*Work to complete*
**1.** Using the transcript below, decide whether each statement agrees with it, answering yes or no and quoting the words that decide it: (a) More than 150 ambassadors are expected at the ceremony. (b) The ceremony is to be held in the Oval Office. (c) Fewer than 100 flags will fly at the White House today.
**2.** According to the transcript below, whom did Major Garrett interview this morning?
**3.** Copy word for word the portion of the transcript below starting with "PAULA ZAHN, CNN" and going on through "(BEGIN VIDEOTAPE)".

*Page text*
^^^^^^^^^^^^^^^^
THIS IS A RUSH TRANSCRIPT. THIS COPY MAY NOT BE IN ITS FINAL FORM AND MAY BE UPDATED.
PAULA ZAHN, CNN ANCHOR: This morning, at the White House, President Bush is scheduled to give a speech commemorating six months since the terrorist attacks. Members of Congress and more than 150 ambassadors from around the world will be attending the ceremony on the South Lawn.
White House correspondent Major Garrett spoke with senior presidential adviser Karen Hughes this morning, and asked her why the president is planning to devote such big part of his remarks today to coalition building.
(BEGIN VIDEOTAPE)
KAREN HUGHES, SR. PRESIDENTIAL ADVISER: Major, this an opportunity for the president to publicly thank the partners from around the world who are working with us in this war against terror. More than 170 flags will fly on the South Lawn of the White House today as a way to visually and symbolically explain that the world is coming together to fight this threat to civilization and to freedom.
^^^^^^^^^^^^^^^^
*Data section*

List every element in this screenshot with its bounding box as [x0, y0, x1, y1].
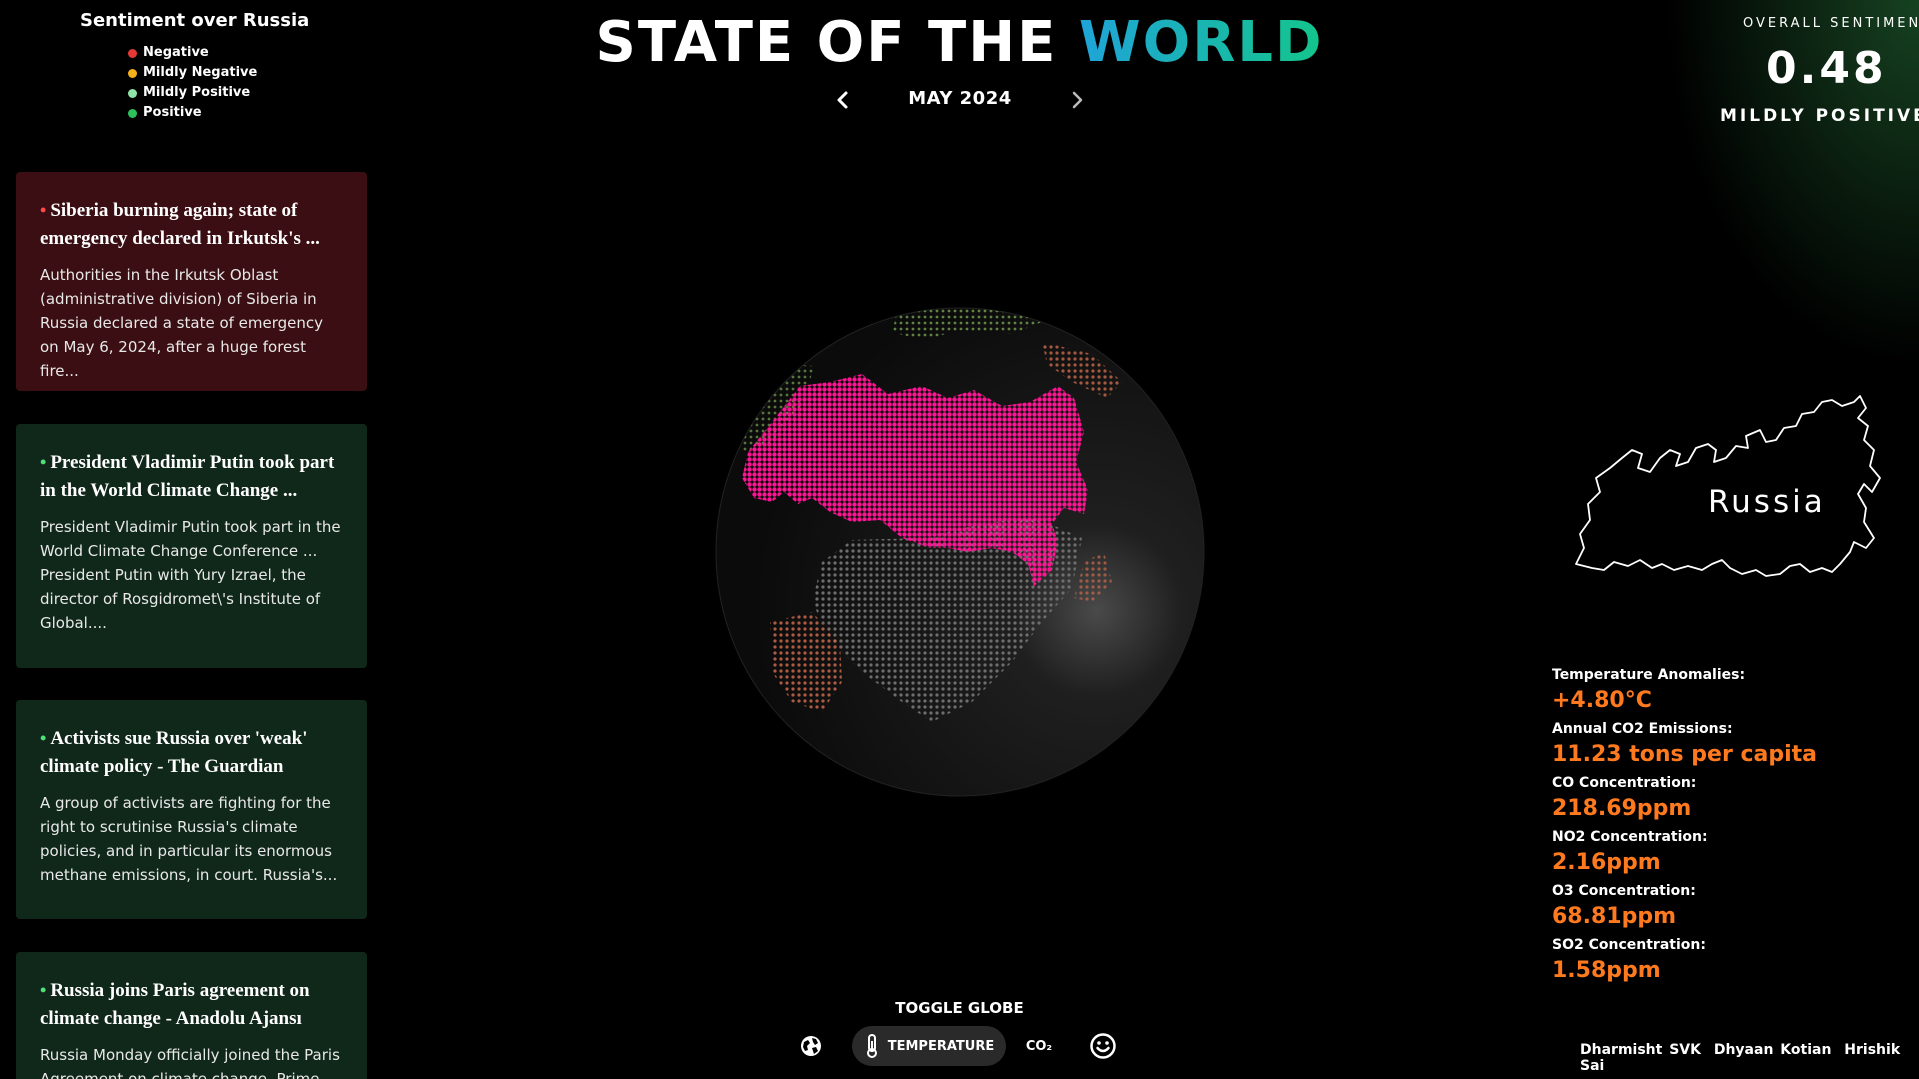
^^^^^^^^^^^^^^^^
*Answers to the exercise*
**1.**
(a) Yes: "more than 150 ambassadors from around the world will be attending the ceremony on the South Lawn"
(b) No: "the ceremony on the South Lawn"
(c) No: "More than 170 flags will fly on the South Lawn of the White House today"

**2.** Senior presidential adviser Karen Hughes.

**3.**
PAULA ZAHN, CNN ANCHOR: This morning, at the White House, President Bush is scheduled to give a speech commemorating six months since the terrorist attacks. Members of Congress and more than 150 ambassadors from around the world will be attending the ceremony on the South Lawn.
White House correspondent Major Garrett spoke with senior presidential adviser Karen Hughes this morning, and asked her why the president is planning to devote such big part of his remarks today to coalition building.
(BEGIN VIDEOTAPE)